▶ **Исследуемый текст**
——
Карпцов требовал, чтобы из деятельности субъекта последствие вытекало непосредственно и необходимо. Шварценберг еще не может разрешить теоретически вопроса о причинной связи, который возникает у него при рассмотрении состава убийства, и для разрешения этого вопроса он отсылает к экспертам. Точно так же поступает и Каролина: рассматривая вопрос об убийстве, она рекомендует в нужных случаях привлекать экспертов (ст. 147).
Вопрос о причинной связи тогда, когда он был предусмотрен в законодательстве, связывался с отдельными составами преступлений и рассматривался в Особенной части Уголовного кодекса, в связи с убийством (например, Баварское уголовное уложение 1813 г., § 144, Воинский Устав Петра I, арт. 154).
——
▶ **Представленные материалы**
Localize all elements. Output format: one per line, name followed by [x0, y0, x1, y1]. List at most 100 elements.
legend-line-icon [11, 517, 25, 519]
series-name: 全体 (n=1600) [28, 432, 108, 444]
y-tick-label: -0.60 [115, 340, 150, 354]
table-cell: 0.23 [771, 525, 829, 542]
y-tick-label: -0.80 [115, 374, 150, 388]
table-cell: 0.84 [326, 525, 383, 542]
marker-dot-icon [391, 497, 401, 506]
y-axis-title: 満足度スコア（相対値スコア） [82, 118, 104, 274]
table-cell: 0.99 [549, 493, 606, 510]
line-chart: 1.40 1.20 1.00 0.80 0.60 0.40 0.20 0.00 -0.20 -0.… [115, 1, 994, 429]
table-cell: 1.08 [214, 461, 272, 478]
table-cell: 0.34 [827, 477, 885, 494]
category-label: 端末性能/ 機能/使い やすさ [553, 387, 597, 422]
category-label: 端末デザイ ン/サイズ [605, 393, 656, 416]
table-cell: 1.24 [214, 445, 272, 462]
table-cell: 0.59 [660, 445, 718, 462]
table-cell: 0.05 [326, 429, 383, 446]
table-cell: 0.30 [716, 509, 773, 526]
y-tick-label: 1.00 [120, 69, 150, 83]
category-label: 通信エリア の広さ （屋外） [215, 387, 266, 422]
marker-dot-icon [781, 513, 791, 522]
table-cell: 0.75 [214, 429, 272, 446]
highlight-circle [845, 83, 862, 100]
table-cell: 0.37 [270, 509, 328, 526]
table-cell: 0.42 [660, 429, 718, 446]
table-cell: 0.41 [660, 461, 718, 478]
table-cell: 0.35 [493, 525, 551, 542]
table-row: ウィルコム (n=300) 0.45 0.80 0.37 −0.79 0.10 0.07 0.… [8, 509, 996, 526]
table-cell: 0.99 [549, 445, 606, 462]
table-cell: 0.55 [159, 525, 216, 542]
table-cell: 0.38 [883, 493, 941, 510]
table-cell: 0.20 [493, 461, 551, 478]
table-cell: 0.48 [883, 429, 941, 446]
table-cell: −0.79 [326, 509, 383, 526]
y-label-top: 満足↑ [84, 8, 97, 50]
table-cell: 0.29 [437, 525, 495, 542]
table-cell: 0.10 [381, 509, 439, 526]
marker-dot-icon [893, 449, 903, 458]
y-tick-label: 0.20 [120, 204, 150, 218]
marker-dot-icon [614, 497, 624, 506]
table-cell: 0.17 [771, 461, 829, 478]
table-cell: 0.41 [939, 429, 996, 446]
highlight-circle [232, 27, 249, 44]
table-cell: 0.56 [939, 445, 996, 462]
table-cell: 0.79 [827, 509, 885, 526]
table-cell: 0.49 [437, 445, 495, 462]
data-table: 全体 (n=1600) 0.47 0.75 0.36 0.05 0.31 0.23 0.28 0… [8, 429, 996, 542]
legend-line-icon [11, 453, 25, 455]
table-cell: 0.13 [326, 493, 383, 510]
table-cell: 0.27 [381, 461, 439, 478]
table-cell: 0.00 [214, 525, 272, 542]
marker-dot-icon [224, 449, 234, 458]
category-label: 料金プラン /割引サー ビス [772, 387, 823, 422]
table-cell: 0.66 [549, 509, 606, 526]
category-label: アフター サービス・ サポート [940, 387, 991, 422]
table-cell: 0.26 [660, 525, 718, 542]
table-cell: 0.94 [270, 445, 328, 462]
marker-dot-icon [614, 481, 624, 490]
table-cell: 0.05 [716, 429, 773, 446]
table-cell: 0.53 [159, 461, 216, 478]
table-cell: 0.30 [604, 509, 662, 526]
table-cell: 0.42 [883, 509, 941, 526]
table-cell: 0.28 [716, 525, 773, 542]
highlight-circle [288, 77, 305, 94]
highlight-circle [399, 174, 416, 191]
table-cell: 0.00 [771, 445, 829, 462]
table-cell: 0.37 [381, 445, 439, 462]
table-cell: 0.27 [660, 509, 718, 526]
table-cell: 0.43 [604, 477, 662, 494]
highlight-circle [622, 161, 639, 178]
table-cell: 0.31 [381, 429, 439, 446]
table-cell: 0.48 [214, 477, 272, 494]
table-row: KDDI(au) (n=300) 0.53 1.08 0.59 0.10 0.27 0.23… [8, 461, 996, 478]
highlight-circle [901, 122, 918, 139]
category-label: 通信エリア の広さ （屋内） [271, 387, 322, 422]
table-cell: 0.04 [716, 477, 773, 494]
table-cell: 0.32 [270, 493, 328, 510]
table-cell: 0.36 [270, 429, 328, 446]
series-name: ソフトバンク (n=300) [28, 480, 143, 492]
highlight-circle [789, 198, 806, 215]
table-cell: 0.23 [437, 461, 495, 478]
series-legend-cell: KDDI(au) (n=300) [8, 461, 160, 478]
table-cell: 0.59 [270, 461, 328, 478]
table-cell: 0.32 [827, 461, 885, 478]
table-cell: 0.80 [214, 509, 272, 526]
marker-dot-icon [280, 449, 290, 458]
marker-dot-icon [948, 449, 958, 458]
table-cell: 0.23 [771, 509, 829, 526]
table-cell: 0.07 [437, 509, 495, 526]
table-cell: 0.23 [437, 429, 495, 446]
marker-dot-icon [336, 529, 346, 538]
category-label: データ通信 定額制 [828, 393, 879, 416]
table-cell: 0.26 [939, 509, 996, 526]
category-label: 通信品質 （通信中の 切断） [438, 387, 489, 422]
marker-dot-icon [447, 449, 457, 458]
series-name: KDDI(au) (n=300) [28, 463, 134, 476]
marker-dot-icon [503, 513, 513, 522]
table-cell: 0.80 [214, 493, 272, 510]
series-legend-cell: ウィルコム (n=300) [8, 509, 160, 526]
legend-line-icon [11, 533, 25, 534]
——
▶ **Задание**
Продолжите текст о причинной связи в истории уголовного права, начав сразу после его последнего предложения.

▶ **Ответ на задание**
В дальнейшем вопрос о причинной связи вообще в законодательстве не рассматривался, но в теории уголовного права рассматривался как вопрос общей части уголовного права и большинство авторов считало, что хотя и невозможно построить учение о причинной связи в уголовном праве на общефилософском учении о причинности, тем не менее уголовное право может сконструировать свою, общую, для всех составов пригодную, конструкцию причинной связи. Однако следует отметить, что в последние годы в буржуазной литературе имелась тенденция отказаться и от этого и снова вернуться к рассмотрению вопроса о причинной связи для каждого состава в отдельности, т. е. вообще отказаться от общей конструкции причинности в общей части, а рассматривать причинную связь как элемент конкретного состава, различный в различных составах.[120]
До XIX в. (в XVI, XVII, XVIII вв.) теория уголовного права резко ограничивала объективное вменение последствий. Взгляды итальянских юристов нашли свое дальнейшее выражение в теории так называемой исключительной причинности, которая рассматривала результат как последствие действий обвиняемого лишь в том случае, когда исключительно действия обвиняемого, без вмешательства каких-либо других причин, вызвали этот результат.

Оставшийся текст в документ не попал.